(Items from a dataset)
^^^^
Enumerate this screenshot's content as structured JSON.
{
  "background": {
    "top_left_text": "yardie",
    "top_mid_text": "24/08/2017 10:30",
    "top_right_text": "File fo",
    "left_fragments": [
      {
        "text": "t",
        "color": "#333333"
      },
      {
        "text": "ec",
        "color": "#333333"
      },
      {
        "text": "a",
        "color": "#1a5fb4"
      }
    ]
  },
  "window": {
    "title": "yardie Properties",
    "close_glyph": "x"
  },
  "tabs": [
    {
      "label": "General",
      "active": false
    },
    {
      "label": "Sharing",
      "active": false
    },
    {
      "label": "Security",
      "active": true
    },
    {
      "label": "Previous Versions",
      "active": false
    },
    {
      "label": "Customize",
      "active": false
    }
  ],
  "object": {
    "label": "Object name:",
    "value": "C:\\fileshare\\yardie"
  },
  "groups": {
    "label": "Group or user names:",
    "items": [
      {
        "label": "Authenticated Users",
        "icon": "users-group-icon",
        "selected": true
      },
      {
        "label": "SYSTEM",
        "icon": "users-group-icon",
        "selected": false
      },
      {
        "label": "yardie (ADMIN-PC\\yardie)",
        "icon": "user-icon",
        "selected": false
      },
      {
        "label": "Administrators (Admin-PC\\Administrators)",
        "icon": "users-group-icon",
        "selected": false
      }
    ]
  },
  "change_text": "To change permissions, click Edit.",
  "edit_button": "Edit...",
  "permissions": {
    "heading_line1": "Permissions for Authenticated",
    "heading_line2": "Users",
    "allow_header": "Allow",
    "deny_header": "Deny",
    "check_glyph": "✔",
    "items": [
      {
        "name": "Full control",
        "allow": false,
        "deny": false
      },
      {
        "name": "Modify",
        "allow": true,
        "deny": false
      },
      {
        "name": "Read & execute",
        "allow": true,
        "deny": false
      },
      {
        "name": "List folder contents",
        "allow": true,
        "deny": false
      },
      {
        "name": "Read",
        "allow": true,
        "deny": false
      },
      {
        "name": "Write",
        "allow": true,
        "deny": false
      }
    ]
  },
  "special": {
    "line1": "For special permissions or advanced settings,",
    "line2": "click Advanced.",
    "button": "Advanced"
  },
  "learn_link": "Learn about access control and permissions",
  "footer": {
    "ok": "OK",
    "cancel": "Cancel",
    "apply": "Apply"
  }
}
^^^^
■ What the task asks:
Identify and list each line with the word "click".

■ The result:
  "change_text": "To change permissions, click Edit.",
    "line2": "click Advanced.",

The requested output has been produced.